» Problem details: Draw out every line with the word "Relationship" from the listing below.

(Collected data entries)
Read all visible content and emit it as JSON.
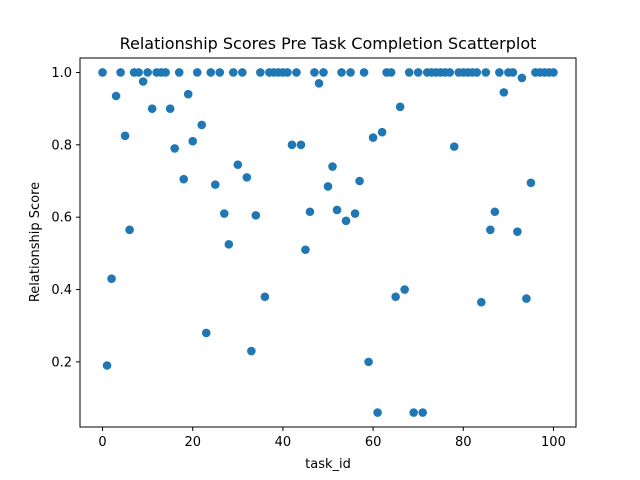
{
  "chart_data": {
    "type": "scatter",
    "title": "Relationship Scores Pre Task Completion Scatterplot",
    "xlabel": "task_id",
    "ylabel": "Relationship Score",
    "xlim": [
      -5,
      105
    ],
    "ylim": [
      0.02,
      1.04
    ],
    "xticks": [
      0,
      20,
      40,
      60,
      80,
      100
    ],
    "xtick_labels": [
      "0",
      "20",
      "40",
      "60",
      "80",
      "100"
    ],
    "yticks": [
      0.2,
      0.4,
      0.6,
      0.8,
      1.0
    ],
    "ytick_labels": [
      "0.2",
      "0.4",
      "0.6",
      "0.8",
      "1.0"
    ],
    "marker_color": "#1f77b4",
    "grid": false,
    "legend": "none",
    "points": [
      [
        0,
        1.0
      ],
      [
        1,
        0.19
      ],
      [
        2,
        0.43
      ],
      [
        3,
        0.935
      ],
      [
        4,
        1.0
      ],
      [
        5,
        0.825
      ],
      [
        6,
        0.565
      ],
      [
        7,
        1.0
      ],
      [
        8,
        1.0
      ],
      [
        9,
        0.975
      ],
      [
        10,
        1.0
      ],
      [
        11,
        0.9
      ],
      [
        12,
        1.0
      ],
      [
        13,
        1.0
      ],
      [
        14,
        1.0
      ],
      [
        15,
        0.9
      ],
      [
        16,
        0.79
      ],
      [
        17,
        1.0
      ],
      [
        18,
        0.705
      ],
      [
        19,
        0.94
      ],
      [
        20,
        0.81
      ],
      [
        21,
        1.0
      ],
      [
        22,
        0.855
      ],
      [
        23,
        0.28
      ],
      [
        24,
        1.0
      ],
      [
        25,
        0.69
      ],
      [
        26,
        1.0
      ],
      [
        27,
        0.61
      ],
      [
        28,
        0.525
      ],
      [
        29,
        1.0
      ],
      [
        30,
        0.745
      ],
      [
        31,
        1.0
      ],
      [
        32,
        0.71
      ],
      [
        33,
        0.23
      ],
      [
        34,
        0.605
      ],
      [
        35,
        1.0
      ],
      [
        36,
        0.38
      ],
      [
        37,
        1.0
      ],
      [
        38,
        1.0
      ],
      [
        39,
        1.0
      ],
      [
        40,
        1.0
      ],
      [
        41,
        1.0
      ],
      [
        42,
        0.8
      ],
      [
        43,
        1.0
      ],
      [
        44,
        0.8
      ],
      [
        45,
        0.51
      ],
      [
        46,
        0.615
      ],
      [
        47,
        1.0
      ],
      [
        48,
        0.97
      ],
      [
        49,
        1.0
      ],
      [
        50,
        0.685
      ],
      [
        51,
        0.74
      ],
      [
        52,
        0.62
      ],
      [
        53,
        1.0
      ],
      [
        54,
        0.59
      ],
      [
        55,
        1.0
      ],
      [
        56,
        0.61
      ],
      [
        57,
        0.7
      ],
      [
        58,
        1.0
      ],
      [
        59,
        0.2
      ],
      [
        60,
        0.82
      ],
      [
        61,
        0.06
      ],
      [
        62,
        0.835
      ],
      [
        63,
        1.0
      ],
      [
        64,
        1.0
      ],
      [
        65,
        0.38
      ],
      [
        66,
        0.905
      ],
      [
        67,
        0.4
      ],
      [
        68,
        1.0
      ],
      [
        69,
        0.06
      ],
      [
        70,
        1.0
      ],
      [
        71,
        0.06
      ],
      [
        72,
        1.0
      ],
      [
        73,
        1.0
      ],
      [
        74,
        1.0
      ],
      [
        75,
        1.0
      ],
      [
        76,
        1.0
      ],
      [
        77,
        1.0
      ],
      [
        78,
        0.795
      ],
      [
        79,
        1.0
      ],
      [
        80,
        1.0
      ],
      [
        81,
        1.0
      ],
      [
        82,
        1.0
      ],
      [
        83,
        1.0
      ],
      [
        84,
        0.365
      ],
      [
        85,
        1.0
      ],
      [
        86,
        0.565
      ],
      [
        87,
        0.615
      ],
      [
        88,
        1.0
      ],
      [
        89,
        0.945
      ],
      [
        90,
        1.0
      ],
      [
        91,
        1.0
      ],
      [
        92,
        0.56
      ],
      [
        93,
        0.985
      ],
      [
        94,
        0.375
      ],
      [
        95,
        0.695
      ],
      [
        96,
        1.0
      ],
      [
        97,
        1.0
      ],
      [
        98,
        1.0
      ],
      [
        99,
        1.0
      ],
      [
        100,
        1.0
      ]
    ]
  }
}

» Answer to the problem:
    "title": "Relationship Scores Pre Task Completion Scatterplot",
    "ylabel": "Relationship Score",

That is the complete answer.